Records for processing.
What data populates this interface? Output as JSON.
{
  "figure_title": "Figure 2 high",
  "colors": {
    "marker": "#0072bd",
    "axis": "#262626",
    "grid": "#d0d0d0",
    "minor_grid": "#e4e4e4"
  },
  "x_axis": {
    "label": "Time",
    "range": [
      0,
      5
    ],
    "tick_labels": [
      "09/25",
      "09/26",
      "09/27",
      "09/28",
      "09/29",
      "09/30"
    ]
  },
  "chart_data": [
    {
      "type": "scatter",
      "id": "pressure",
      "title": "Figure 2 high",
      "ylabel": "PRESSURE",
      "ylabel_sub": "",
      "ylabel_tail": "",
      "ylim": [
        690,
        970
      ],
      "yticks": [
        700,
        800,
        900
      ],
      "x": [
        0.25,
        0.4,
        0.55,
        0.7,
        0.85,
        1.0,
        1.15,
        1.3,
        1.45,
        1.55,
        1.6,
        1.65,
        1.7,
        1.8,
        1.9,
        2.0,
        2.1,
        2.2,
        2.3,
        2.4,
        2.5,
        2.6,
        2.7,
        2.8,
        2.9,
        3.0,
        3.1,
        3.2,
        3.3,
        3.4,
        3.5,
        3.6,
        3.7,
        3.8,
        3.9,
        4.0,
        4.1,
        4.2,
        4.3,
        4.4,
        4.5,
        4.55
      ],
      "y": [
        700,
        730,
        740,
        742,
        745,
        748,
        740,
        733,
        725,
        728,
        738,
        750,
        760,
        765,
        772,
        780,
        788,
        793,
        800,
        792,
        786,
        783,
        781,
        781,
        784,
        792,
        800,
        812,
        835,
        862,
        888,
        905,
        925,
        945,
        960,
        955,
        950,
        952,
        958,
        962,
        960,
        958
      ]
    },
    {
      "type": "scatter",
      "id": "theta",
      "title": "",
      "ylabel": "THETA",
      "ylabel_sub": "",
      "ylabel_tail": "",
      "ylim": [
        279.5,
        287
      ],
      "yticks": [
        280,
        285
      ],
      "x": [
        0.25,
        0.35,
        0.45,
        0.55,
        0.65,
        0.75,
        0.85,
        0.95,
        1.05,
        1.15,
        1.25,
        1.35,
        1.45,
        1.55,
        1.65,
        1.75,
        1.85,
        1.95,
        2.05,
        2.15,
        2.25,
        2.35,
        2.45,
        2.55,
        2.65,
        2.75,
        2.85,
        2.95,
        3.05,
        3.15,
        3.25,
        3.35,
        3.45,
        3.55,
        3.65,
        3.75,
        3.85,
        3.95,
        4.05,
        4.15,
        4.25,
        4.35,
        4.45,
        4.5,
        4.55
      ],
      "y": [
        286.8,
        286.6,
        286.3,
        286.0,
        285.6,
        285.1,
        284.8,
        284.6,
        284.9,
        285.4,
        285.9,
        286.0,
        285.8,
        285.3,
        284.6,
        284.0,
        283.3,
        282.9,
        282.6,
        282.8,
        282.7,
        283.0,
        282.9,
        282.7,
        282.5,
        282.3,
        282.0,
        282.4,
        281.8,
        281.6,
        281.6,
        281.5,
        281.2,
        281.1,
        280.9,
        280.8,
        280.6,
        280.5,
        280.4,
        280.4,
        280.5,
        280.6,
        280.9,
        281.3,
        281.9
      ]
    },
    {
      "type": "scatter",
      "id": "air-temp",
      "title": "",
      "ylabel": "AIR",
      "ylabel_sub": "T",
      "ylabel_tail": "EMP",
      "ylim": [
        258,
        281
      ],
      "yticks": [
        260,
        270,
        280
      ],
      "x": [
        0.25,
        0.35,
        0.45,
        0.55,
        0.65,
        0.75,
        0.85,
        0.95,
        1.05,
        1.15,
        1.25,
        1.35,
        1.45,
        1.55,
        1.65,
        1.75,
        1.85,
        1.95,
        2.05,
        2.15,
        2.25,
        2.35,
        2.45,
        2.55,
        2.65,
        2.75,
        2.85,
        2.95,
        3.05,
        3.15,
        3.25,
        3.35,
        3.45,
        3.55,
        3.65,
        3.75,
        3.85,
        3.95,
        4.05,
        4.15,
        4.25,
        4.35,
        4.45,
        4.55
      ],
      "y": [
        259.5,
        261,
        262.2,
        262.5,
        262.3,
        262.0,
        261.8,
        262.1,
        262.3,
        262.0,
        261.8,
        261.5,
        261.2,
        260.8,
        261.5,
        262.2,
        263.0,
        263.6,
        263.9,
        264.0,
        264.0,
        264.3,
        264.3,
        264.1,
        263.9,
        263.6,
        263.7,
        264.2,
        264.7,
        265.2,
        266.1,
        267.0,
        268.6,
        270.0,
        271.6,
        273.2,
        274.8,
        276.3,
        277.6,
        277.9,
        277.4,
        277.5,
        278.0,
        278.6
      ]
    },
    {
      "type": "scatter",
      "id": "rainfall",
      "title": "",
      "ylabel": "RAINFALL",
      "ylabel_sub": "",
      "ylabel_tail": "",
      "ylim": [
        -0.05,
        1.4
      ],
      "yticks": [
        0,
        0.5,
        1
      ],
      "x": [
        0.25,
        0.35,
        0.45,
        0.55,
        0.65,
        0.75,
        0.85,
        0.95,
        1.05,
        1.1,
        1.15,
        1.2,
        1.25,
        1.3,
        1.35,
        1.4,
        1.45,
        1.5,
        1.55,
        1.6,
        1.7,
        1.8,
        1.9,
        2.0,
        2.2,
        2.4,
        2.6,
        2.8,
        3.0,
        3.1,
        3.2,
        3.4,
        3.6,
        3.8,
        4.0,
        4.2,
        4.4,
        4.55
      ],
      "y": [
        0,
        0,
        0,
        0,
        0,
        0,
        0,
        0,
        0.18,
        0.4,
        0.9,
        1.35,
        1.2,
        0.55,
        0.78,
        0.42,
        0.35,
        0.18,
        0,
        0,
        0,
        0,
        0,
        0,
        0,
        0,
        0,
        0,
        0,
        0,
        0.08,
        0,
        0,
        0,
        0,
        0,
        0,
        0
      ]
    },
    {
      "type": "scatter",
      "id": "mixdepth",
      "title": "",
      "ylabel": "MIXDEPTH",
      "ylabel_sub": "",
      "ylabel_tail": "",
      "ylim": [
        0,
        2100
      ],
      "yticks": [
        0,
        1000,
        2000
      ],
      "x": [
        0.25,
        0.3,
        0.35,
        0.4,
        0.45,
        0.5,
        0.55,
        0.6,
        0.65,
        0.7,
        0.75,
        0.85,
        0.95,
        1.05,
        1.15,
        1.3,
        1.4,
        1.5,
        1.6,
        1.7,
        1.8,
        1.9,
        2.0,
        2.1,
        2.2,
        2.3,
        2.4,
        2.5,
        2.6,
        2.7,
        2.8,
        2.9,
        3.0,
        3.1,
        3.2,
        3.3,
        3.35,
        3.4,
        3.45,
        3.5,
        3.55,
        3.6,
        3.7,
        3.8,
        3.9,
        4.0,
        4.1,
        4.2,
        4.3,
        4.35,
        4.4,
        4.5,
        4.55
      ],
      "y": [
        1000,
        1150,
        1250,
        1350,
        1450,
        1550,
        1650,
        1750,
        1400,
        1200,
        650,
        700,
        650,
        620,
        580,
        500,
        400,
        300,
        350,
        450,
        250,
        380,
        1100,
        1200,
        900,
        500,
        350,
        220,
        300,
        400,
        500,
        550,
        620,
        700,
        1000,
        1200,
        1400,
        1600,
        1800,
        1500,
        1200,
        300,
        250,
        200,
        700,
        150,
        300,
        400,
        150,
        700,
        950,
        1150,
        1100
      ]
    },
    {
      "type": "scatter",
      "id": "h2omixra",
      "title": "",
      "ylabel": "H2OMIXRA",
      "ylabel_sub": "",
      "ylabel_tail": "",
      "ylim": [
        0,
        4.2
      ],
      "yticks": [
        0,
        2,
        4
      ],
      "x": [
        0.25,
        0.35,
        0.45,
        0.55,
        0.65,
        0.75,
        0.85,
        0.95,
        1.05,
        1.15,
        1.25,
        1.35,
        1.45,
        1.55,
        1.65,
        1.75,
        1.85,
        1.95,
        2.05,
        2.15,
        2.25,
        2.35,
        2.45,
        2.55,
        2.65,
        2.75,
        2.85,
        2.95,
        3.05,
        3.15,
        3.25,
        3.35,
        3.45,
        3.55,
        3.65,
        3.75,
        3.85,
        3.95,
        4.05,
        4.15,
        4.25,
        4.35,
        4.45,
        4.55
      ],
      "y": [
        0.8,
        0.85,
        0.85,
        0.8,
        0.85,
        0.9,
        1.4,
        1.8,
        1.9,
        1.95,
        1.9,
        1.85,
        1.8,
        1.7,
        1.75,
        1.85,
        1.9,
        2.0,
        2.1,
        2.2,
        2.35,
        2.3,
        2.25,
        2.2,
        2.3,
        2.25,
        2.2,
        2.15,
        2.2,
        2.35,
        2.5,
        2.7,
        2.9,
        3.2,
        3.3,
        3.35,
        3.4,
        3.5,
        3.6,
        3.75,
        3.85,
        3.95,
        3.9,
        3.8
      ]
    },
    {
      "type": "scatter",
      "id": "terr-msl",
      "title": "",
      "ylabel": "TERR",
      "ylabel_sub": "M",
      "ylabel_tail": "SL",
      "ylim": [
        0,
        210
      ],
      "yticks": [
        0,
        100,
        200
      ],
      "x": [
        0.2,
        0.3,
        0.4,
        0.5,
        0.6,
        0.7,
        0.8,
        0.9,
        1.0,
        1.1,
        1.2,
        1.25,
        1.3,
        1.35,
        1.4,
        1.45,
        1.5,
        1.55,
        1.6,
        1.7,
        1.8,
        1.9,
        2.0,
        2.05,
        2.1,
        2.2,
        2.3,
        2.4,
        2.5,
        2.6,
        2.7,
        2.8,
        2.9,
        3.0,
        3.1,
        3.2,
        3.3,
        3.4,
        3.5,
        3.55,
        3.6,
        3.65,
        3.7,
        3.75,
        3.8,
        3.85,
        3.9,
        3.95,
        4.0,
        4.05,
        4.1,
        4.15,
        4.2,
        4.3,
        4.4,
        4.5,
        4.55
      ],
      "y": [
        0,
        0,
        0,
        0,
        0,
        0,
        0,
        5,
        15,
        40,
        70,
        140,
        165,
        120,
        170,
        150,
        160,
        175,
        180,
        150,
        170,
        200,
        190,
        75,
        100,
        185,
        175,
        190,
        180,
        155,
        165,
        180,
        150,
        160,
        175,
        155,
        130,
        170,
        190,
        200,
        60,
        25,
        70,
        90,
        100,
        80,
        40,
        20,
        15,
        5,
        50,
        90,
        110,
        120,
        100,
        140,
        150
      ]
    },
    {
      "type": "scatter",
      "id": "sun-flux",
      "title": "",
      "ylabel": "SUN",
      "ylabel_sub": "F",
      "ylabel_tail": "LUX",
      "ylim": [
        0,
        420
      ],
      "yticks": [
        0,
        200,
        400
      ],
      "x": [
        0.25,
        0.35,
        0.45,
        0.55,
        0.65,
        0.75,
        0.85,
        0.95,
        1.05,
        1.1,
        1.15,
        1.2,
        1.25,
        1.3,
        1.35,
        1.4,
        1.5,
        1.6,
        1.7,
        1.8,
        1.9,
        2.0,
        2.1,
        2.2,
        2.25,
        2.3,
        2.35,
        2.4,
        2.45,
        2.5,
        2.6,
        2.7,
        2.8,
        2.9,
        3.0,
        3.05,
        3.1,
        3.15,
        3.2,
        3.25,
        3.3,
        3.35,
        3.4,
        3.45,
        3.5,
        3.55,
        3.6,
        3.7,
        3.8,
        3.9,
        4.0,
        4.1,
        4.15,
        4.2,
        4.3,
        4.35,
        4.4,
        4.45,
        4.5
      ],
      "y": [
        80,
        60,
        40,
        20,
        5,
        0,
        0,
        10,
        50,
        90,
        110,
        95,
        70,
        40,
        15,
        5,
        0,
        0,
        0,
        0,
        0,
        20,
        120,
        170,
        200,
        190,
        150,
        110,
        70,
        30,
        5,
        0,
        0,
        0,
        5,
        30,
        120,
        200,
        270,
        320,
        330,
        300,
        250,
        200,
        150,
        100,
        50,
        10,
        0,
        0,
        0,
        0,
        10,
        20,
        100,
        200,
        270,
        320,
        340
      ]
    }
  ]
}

Short task.
Report how many lines of the listing above include the word "high". Say nothing but the number.

Response below.
2